(Stored records)
• • • • •

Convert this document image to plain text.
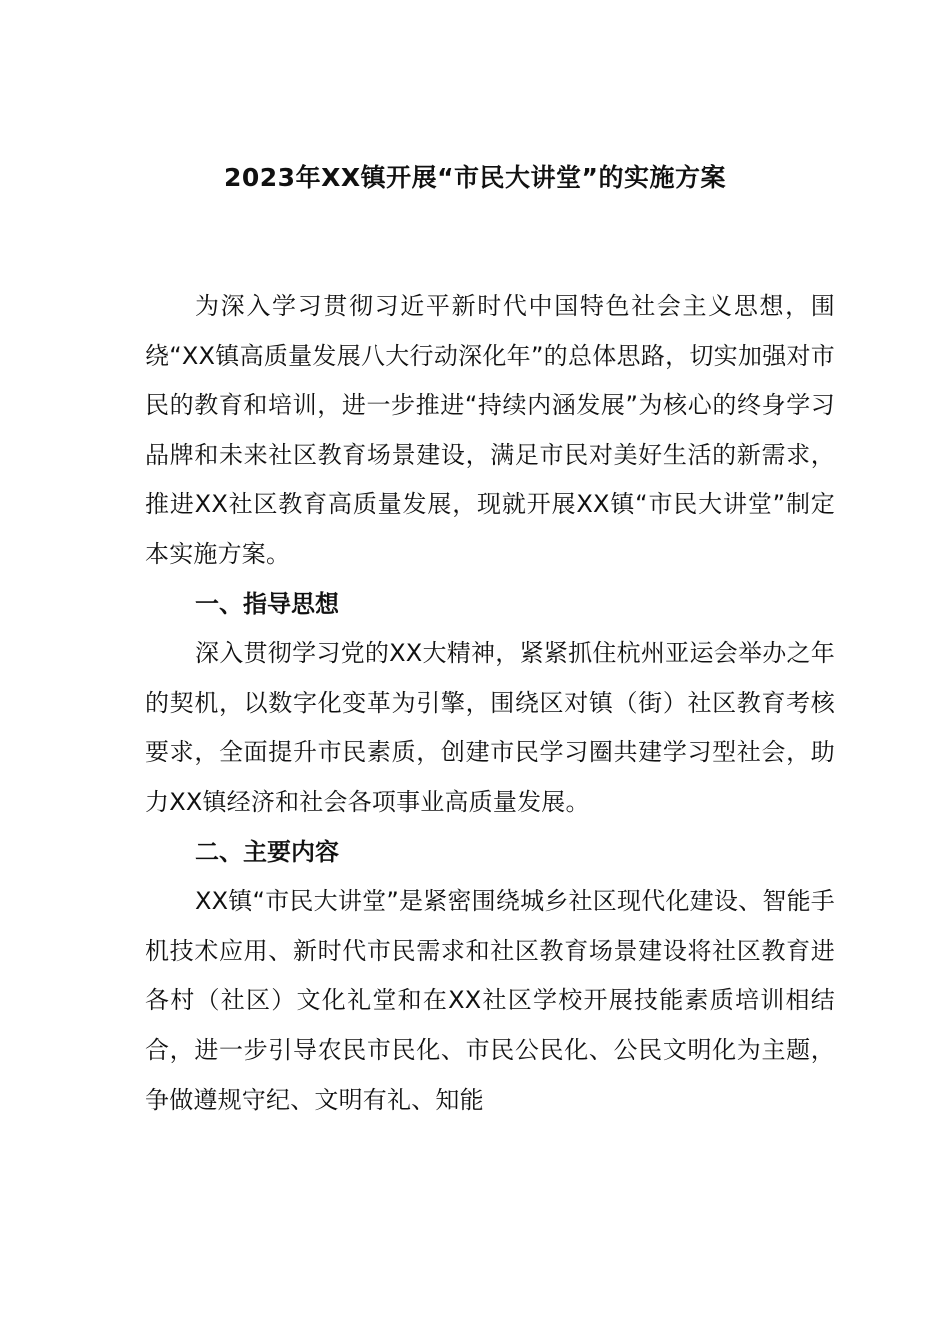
2023年XX镇开展“市民大讲堂”的实施方案

为深入学习贯彻习近平新时代中国特色社会主义思想，围绕“XX镇高质量发展八大行动深化年”的总体思路，切实加强对市民的教育和培训，进一步推进“持续内涵发展”为核心的终身学习品牌和未来社区教育场景建设，满足市民对美好生活的新需求，推进XX社区教育高质量发展，现就开展XX镇“市民大讲堂”制定本实施方案。

一、指导思想

深入贯彻学习党的XX大精神，紧紧抓住杭州亚运会举办之年的契机，以数字化变革为引擎，围绕区对镇（街）社区教育考核要求，全面提升市民素质，创建市民学习圈共建学习型社会，助力XX镇经济和社会各项事业高质量发展。

二、主要内容

XX镇“市民大讲堂”是紧密围绕城乡社区现代化建设、智能手机技术应用、新时代市民需求和社区教育场景建设将社区教育进各村（社区）文化礼堂和在XX社区学校开展技能素质培训相结合，进一步引导农民市民化、市民公民化、公民文明化为主题，争做遵规守纪、文明有礼、知能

• • • • •

■ **What is asked**: Will you restate every entry word for word and omit the images?

■ **Solution to the problem**:
Convert this document image to plain text.
2023年XX镇开展“市民大讲堂”的实施方案

为深入学习贯彻习近平新时代中国特色社会主义思想，围绕“XX镇高质量发展八大行动深化年”的总体思路，切实加强对市民的教育和培训，进一步推进“持续内涵发展”为核心的终身学习品牌和未来社区教育场景建设，满足市民对美好生活的新需求，推进XX社区教育高质量发展，现就开展XX镇“市民大讲堂”制定本实施方案。

一、指导思想

深入贯彻学习党的XX大精神，紧紧抓住杭州亚运会举办之年的契机，以数字化变革为引擎，围绕区对镇（街）社区教育考核要求，全面提升市民素质，创建市民学习圈共建学习型社会，助力XX镇经济和社会各项事业高质量发展。

二、主要内容

XX镇“市民大讲堂”是紧密围绕城乡社区现代化建设、智能手机技术应用、新时代市民需求和社区教育场景建设将社区教育进各村（社区）文化礼堂和在XX社区学校开展技能素质培训相结合，进一步引导农民市民化、市民公民化、公民文明化为主题，争做遵规守纪、文明有礼、知能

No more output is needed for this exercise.